# start of GIVEN DATA

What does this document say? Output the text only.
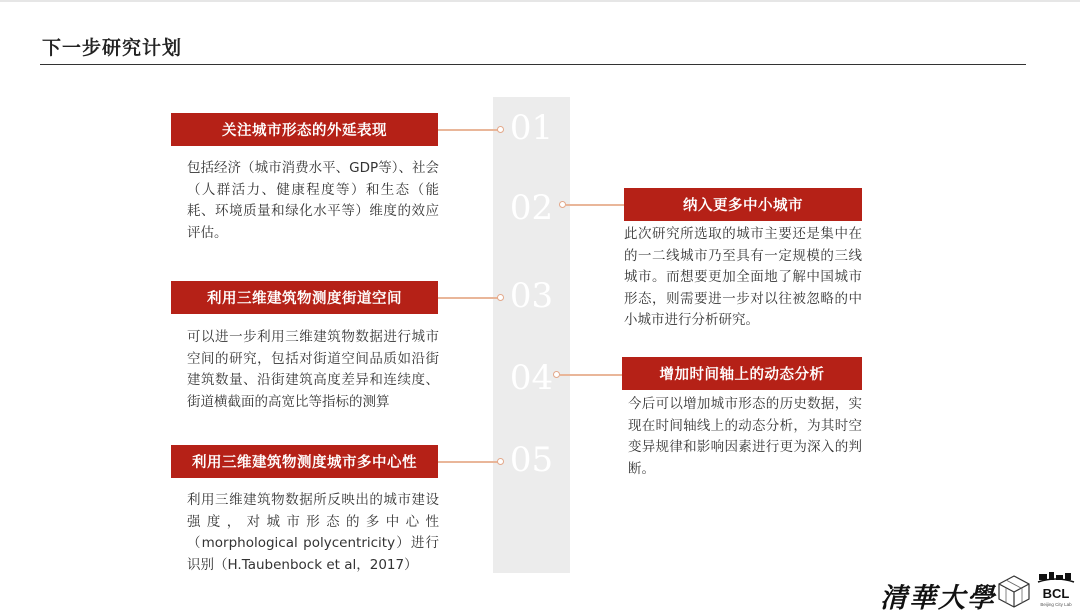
下一步研究计划
关注城市形态的外延表现	01
包括经济（城市消费水平、GDP等）、社会（人群活力、健康程度等）和生态（能耗、环境质量和绿化水平等）维度的效应评估。
02	纳入更多中小城市
此次研究所选取的城市主要还是集中在的一二线城市乃至具有一定规模的三线城市。而想要更加全面地了解中国城市形态，则需要进一步对以往被忽略的中小城市进行分析研究。
利用三维建筑物测度街道空间	03
可以进一步利用三维建筑物数据进行城市空间的研究，包括对街道空间品质如沿街建筑数量、沿街建筑高度差异和连续度、街道横截面的高宽比等指标的测算
04	增加时间轴上的动态分析
今后可以增加城市形态的历史数据，实现在时间轴线上的动态分析，为其时空变异规律和影响因素进行更为深入的判断。
利用三维建筑物测度城市多中心性	05
利用三维建筑物数据所反映出的城市建设强度，对城市形态的多中心性（morphological polycentricity）进行识别（H.Taubenbock et al，2017）
清華大學	BCL
Beijing City Lab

# end of GIVEN DATA

■ **JOB**
Leave out the pictures and transcribe everything else exactly.

■ **ANSWER TO THE TASK**
What does this document say? Output the text only.
下一步研究计划
关注城市形态的外延表现	01
包括经济（城市消费水平、GDP等）、社会（人群活力、健康程度等）和生态（能耗、环境质量和绿化水平等）维度的效应评估。
02	纳入更多中小城市
此次研究所选取的城市主要还是集中在的一二线城市乃至具有一定规模的三线城市。而想要更加全面地了解中国城市形态，则需要进一步对以往被忽略的中小城市进行分析研究。
利用三维建筑物测度街道空间	03
可以进一步利用三维建筑物数据进行城市空间的研究，包括对街道空间品质如沿街建筑数量、沿街建筑高度差异和连续度、街道横截面的高宽比等指标的测算
04	增加时间轴上的动态分析
今后可以增加城市形态的历史数据，实现在时间轴线上的动态分析，为其时空变异规律和影响因素进行更为深入的判断。
利用三维建筑物测度城市多中心性	05
利用三维建筑物数据所反映出的城市建设强度，对城市形态的多中心性（morphological polycentricity）进行识别（H.Taubenbock et al，2017）
清華大學	BCL
Beijing City Lab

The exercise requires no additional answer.